>> START MATERIAL SHOWN
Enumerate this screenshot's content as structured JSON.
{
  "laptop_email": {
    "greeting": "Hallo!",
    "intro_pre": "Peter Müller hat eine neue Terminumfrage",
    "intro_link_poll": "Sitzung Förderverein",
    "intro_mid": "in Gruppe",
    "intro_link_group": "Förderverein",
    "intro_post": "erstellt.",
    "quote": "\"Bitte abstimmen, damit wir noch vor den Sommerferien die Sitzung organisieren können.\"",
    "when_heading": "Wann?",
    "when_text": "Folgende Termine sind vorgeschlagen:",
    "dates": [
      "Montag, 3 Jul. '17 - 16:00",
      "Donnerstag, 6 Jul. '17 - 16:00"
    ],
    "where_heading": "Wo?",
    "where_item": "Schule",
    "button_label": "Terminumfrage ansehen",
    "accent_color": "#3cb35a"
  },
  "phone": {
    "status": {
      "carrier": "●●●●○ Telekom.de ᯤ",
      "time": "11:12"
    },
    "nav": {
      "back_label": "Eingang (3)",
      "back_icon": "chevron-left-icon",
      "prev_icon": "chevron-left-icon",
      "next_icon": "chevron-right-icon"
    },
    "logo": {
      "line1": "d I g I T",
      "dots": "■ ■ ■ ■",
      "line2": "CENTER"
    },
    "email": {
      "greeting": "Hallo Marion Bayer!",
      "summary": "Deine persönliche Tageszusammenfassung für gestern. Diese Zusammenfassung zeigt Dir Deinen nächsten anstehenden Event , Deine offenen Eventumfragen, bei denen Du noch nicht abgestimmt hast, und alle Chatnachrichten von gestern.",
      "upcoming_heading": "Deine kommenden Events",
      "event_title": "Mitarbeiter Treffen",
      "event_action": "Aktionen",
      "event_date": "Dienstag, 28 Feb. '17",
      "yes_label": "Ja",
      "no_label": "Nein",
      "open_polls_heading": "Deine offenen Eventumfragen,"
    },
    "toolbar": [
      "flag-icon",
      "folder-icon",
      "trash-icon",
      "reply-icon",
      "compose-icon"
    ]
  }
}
>> END MATERIAL SHOWN
_DIRECTIVE_
Copy out every line in the listing where the word "left" appears.

_OUTPUT OF THE EXERCISE_
      "back_icon": "chevron-left-icon",
      "prev_icon": "chevron-left-icon",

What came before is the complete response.